▶ _SET TASK_: List each line of the data in which the string "JKPSC" appears.

-- start --

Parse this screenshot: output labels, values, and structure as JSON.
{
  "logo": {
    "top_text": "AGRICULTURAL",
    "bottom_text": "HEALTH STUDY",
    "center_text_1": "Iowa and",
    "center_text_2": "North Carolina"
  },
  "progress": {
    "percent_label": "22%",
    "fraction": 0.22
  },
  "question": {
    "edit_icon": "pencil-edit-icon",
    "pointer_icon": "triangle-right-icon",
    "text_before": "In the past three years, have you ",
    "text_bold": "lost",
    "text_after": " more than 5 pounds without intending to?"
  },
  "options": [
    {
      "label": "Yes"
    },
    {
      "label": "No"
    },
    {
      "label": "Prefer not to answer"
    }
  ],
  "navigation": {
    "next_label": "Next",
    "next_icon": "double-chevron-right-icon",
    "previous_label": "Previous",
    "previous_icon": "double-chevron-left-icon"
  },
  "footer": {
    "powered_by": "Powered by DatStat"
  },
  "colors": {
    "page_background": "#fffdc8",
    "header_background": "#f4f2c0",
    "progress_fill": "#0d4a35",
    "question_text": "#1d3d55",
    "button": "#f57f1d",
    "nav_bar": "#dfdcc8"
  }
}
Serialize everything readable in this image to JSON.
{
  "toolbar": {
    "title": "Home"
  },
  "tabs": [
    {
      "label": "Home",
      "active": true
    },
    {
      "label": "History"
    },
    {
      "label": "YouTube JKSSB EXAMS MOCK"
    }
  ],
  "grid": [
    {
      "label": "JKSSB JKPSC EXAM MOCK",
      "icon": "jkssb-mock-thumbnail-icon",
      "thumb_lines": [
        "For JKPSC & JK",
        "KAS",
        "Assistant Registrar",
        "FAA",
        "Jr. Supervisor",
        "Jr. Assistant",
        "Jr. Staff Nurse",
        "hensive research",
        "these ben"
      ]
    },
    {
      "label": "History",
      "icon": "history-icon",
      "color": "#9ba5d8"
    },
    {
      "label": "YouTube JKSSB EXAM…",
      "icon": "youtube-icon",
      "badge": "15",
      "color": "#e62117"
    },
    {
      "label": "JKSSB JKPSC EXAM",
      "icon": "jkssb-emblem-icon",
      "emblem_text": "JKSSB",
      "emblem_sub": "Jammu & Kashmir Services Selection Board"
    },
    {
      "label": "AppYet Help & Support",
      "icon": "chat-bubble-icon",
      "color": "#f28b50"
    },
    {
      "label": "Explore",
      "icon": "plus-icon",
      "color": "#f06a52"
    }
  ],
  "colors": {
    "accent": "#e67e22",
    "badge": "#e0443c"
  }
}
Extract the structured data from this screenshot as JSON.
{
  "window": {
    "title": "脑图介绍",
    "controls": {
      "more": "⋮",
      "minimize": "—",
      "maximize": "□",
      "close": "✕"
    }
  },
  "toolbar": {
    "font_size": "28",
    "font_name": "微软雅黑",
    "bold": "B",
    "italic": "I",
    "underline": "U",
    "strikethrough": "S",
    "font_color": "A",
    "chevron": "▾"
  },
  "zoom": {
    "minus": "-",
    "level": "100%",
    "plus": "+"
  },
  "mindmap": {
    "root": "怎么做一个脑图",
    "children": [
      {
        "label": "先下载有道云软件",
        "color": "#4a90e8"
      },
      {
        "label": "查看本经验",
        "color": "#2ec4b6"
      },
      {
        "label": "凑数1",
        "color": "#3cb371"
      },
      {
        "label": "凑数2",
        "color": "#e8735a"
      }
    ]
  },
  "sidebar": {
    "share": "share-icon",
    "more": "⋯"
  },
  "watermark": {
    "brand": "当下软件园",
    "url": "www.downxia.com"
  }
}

-- end --
-- start --

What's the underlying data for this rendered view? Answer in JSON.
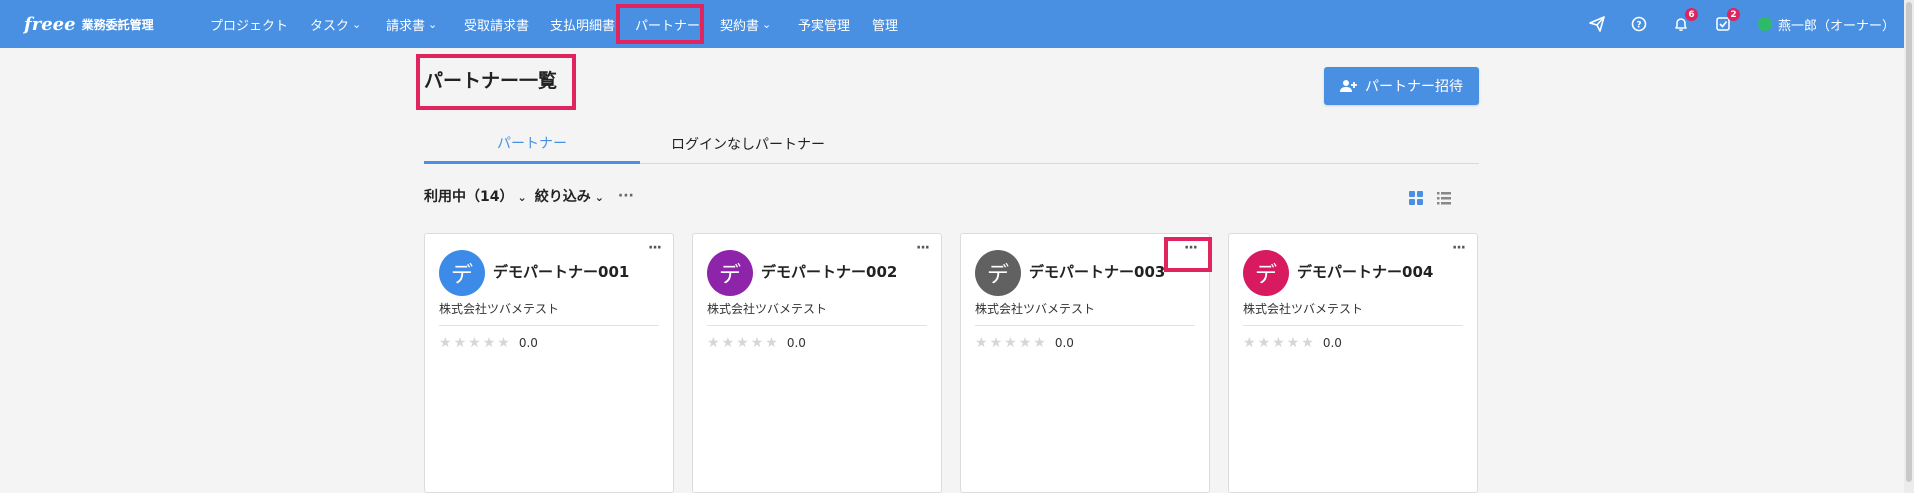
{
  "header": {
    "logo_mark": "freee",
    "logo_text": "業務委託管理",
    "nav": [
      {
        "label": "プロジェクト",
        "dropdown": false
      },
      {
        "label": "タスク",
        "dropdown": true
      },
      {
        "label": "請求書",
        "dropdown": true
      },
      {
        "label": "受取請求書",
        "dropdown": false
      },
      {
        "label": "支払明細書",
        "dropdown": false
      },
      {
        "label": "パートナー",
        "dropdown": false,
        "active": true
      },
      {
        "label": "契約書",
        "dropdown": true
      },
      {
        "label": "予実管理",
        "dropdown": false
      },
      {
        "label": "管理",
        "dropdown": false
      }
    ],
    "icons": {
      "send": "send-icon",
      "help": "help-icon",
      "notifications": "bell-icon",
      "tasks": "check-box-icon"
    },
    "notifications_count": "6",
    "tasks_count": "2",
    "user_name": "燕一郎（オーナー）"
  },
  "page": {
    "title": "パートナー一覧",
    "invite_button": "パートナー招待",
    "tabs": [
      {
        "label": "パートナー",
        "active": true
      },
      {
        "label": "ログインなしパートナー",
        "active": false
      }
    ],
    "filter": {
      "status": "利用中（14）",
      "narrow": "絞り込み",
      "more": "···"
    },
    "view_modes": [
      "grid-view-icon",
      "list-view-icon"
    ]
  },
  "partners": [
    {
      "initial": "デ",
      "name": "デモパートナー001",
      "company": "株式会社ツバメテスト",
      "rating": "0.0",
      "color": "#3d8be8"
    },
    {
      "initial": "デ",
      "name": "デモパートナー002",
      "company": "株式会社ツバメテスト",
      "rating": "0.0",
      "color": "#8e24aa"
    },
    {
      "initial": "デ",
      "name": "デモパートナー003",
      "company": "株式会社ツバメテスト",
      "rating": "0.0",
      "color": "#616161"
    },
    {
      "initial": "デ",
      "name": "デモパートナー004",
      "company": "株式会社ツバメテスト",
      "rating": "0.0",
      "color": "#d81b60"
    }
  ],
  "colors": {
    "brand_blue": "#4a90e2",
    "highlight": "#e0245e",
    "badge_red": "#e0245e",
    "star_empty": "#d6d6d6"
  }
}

-- end --

▶ _ANSWER BELOW_:
      "label": "JKSSB JKPSC EXAM MOCK",
        "For JKPSC & JK",
      "label": "JKSSB JKPSC EXAM",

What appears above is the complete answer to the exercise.